• **TASK REQUIREMENTS**
From the listing below, return each line that includes "object".

• **SUPPLIED INFORMATION**
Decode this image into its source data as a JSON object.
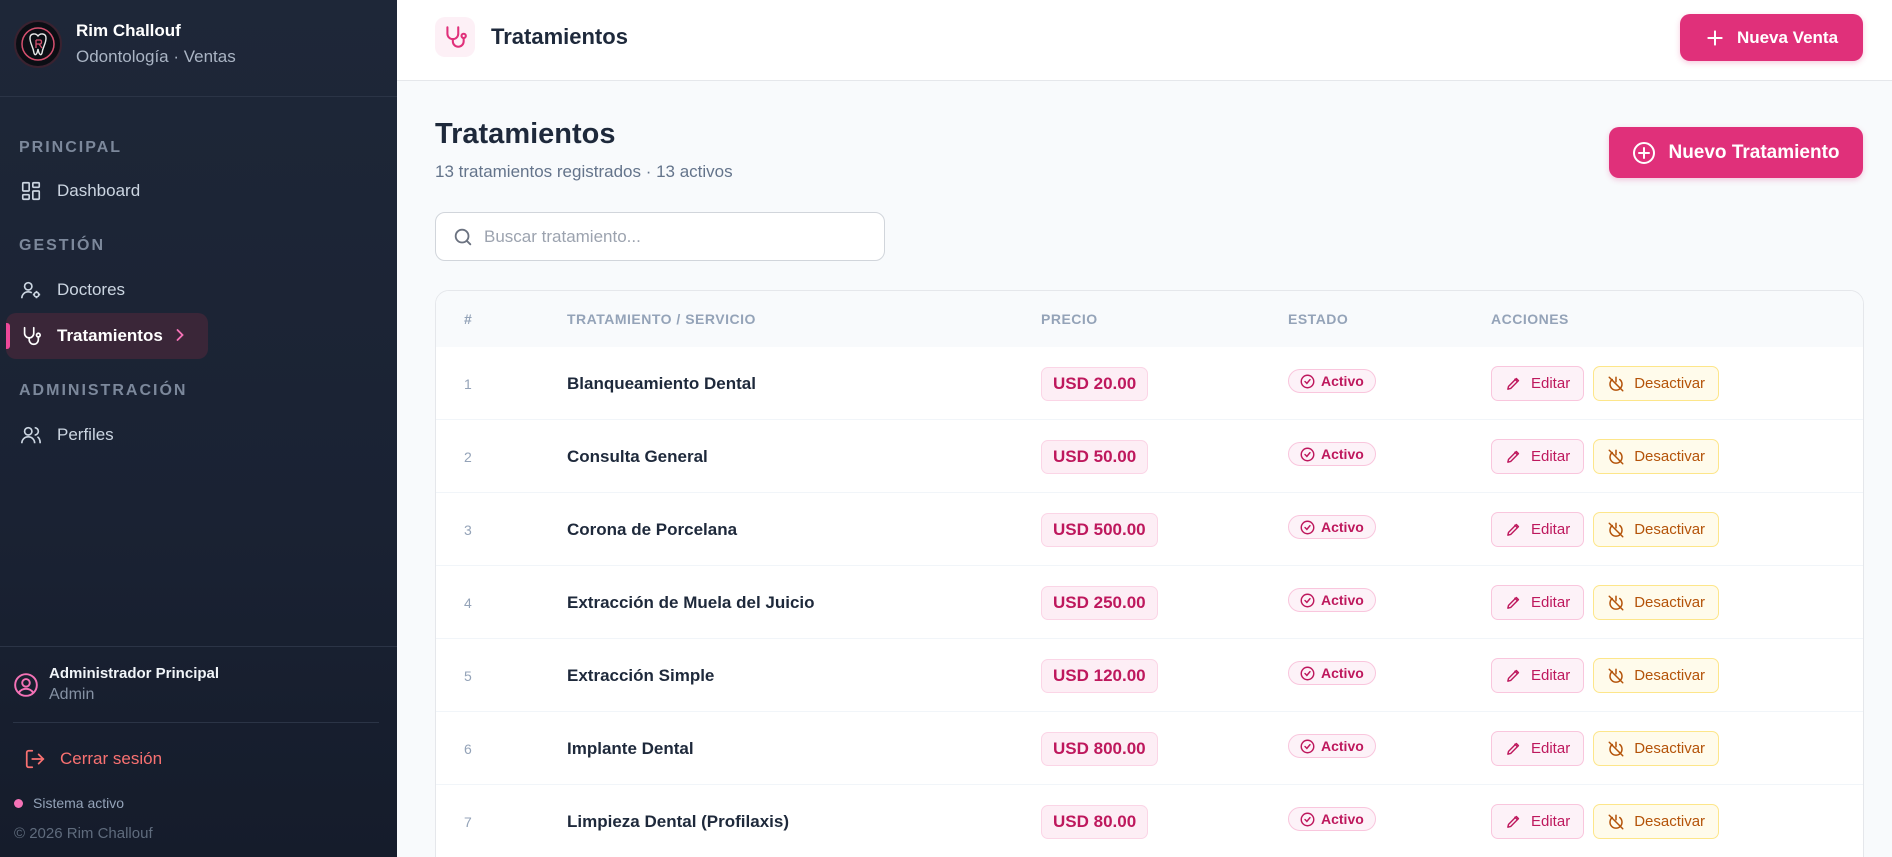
--
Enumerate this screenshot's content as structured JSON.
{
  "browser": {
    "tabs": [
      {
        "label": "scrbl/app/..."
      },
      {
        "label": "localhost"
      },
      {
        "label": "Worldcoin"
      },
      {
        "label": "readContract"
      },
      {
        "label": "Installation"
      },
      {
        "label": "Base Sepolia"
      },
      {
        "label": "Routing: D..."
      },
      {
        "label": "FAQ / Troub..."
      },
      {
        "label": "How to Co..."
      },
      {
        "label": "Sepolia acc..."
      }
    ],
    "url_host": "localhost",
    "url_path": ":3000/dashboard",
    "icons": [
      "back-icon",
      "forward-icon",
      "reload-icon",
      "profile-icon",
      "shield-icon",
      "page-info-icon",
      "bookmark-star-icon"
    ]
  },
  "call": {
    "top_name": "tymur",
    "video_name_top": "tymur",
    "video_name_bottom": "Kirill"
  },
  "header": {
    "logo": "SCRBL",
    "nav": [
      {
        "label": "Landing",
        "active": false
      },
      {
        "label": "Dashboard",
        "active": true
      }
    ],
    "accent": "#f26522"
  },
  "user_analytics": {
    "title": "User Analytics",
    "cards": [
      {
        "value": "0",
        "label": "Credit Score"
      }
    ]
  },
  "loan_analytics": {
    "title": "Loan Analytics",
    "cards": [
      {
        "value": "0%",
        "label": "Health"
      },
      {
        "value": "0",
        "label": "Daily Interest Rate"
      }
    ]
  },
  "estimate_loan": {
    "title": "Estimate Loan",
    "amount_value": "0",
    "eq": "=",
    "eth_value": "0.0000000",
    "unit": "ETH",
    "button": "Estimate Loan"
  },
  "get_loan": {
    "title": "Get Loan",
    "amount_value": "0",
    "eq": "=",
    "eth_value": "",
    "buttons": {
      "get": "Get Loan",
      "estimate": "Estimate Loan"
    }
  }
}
---
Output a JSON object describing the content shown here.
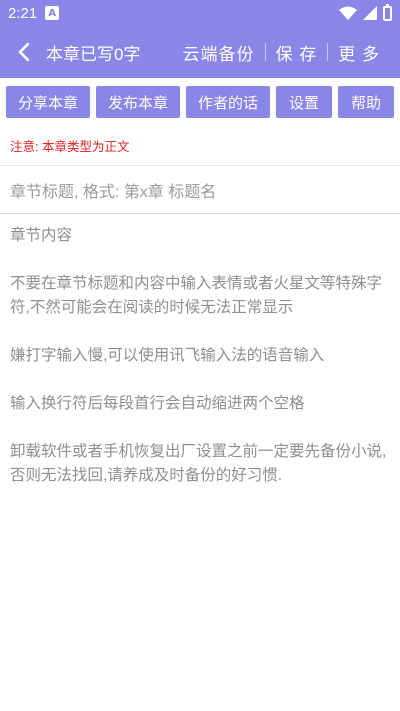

• **COMPLETE OUTPUT**
Decode this image into its source data as a JSON object.
Output a JSON object describing the content shown here.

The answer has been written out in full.